Go through the records line by line and work out how many lines hold the word "trên". Answer with the number only.

[start Input for this task]

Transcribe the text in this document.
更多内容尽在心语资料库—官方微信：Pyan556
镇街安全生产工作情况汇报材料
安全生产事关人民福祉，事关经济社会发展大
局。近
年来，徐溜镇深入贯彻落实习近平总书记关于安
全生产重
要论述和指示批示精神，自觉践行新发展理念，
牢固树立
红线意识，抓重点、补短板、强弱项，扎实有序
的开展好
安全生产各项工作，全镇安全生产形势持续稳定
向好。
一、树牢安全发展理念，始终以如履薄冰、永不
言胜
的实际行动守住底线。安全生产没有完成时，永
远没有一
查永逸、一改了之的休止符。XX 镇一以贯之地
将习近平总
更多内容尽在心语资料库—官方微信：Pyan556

[end Input for this task]
[start Input for this task]

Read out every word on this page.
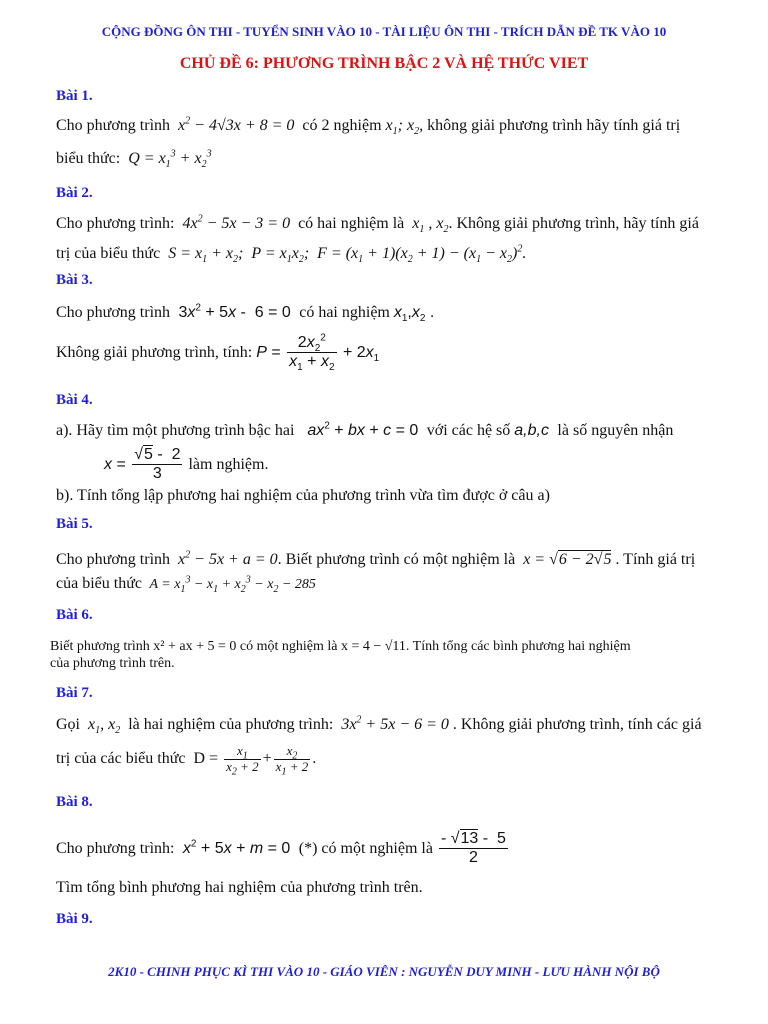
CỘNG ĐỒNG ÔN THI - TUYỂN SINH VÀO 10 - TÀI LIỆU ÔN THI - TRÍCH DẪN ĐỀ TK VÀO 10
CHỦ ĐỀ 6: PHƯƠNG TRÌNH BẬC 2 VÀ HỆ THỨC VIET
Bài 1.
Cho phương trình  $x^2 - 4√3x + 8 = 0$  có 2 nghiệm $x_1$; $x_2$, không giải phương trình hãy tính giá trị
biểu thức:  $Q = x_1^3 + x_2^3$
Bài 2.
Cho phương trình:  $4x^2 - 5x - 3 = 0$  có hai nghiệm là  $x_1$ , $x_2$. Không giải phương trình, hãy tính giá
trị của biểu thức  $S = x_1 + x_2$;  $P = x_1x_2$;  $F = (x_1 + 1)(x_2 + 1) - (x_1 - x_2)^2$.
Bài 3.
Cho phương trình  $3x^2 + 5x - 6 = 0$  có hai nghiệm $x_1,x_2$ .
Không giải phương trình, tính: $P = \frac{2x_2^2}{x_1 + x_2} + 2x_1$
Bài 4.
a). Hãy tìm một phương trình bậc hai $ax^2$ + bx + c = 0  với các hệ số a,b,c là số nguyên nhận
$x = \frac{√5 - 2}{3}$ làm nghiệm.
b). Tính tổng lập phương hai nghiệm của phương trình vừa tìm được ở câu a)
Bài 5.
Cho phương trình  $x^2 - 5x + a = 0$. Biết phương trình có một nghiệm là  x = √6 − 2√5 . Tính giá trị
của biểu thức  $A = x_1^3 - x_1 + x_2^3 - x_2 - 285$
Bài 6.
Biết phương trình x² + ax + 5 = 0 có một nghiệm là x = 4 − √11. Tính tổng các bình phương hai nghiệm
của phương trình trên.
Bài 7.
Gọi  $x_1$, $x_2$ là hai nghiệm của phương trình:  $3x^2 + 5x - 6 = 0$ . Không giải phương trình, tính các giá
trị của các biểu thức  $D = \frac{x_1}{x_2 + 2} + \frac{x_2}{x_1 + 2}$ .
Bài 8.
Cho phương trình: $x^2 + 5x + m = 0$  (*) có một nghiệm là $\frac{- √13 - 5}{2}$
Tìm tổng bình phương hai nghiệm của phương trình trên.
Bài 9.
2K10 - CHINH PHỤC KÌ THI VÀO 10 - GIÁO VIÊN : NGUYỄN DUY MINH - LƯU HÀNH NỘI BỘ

[end Input for this task]
[start Input for this task]

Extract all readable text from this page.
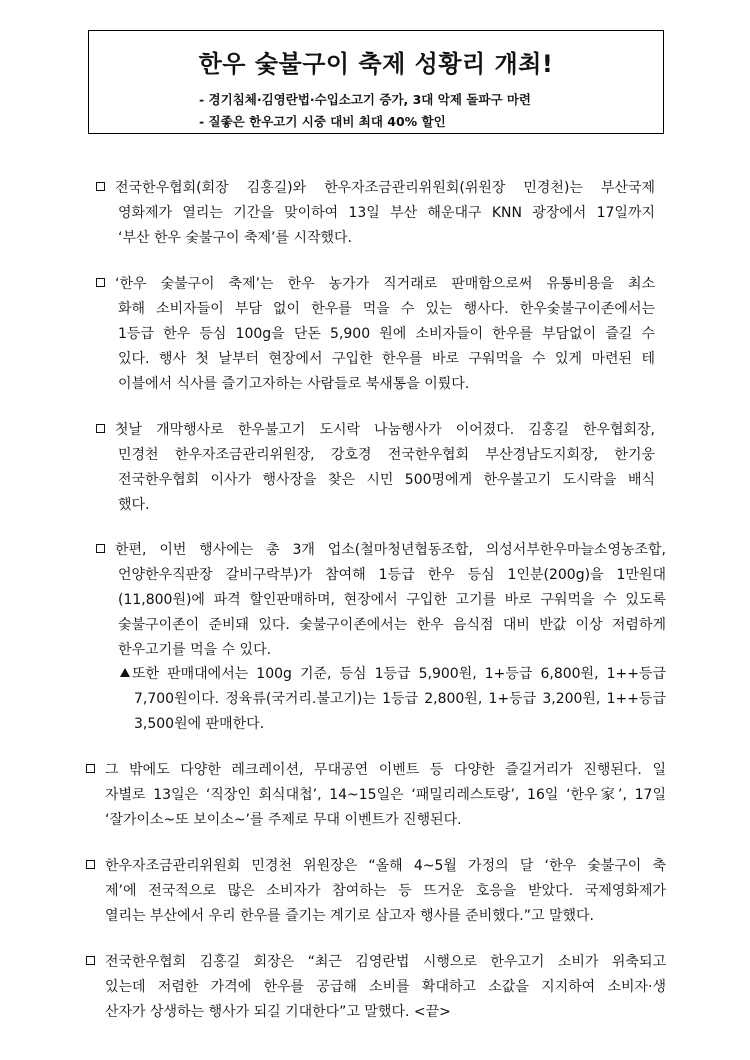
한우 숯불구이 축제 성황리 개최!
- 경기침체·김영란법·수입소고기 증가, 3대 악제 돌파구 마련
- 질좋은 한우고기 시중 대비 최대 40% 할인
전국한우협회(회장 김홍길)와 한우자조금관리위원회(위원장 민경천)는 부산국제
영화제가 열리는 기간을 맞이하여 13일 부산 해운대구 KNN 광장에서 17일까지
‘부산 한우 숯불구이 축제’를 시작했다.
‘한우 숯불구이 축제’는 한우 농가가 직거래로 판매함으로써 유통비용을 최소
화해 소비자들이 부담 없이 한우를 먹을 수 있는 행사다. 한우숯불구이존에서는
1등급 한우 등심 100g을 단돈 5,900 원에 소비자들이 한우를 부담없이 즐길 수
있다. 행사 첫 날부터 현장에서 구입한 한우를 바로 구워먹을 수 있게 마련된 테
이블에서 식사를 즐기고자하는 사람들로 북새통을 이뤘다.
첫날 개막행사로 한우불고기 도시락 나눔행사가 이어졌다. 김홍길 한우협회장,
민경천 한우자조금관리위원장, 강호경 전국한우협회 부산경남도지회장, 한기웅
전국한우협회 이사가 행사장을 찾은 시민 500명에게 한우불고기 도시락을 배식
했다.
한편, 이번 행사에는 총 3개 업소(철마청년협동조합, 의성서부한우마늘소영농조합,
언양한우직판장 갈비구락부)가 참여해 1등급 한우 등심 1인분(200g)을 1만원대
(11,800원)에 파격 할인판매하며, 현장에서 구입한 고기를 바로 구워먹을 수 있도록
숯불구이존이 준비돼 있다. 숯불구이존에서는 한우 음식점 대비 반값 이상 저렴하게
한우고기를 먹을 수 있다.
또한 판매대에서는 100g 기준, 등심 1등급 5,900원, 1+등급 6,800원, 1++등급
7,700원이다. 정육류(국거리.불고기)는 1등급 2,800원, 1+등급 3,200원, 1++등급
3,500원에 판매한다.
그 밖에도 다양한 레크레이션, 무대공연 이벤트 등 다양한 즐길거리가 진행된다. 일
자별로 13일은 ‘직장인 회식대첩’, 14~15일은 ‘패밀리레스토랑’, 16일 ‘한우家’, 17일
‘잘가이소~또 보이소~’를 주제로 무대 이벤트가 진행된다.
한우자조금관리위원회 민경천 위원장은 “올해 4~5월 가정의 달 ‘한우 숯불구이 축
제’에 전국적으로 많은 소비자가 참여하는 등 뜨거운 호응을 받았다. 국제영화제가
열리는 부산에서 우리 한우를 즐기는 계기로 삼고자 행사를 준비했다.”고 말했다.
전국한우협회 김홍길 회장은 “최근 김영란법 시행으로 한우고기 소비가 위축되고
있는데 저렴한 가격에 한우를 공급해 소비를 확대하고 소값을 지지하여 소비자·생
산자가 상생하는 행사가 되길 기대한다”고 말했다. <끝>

[end Input for this task]

Task response
2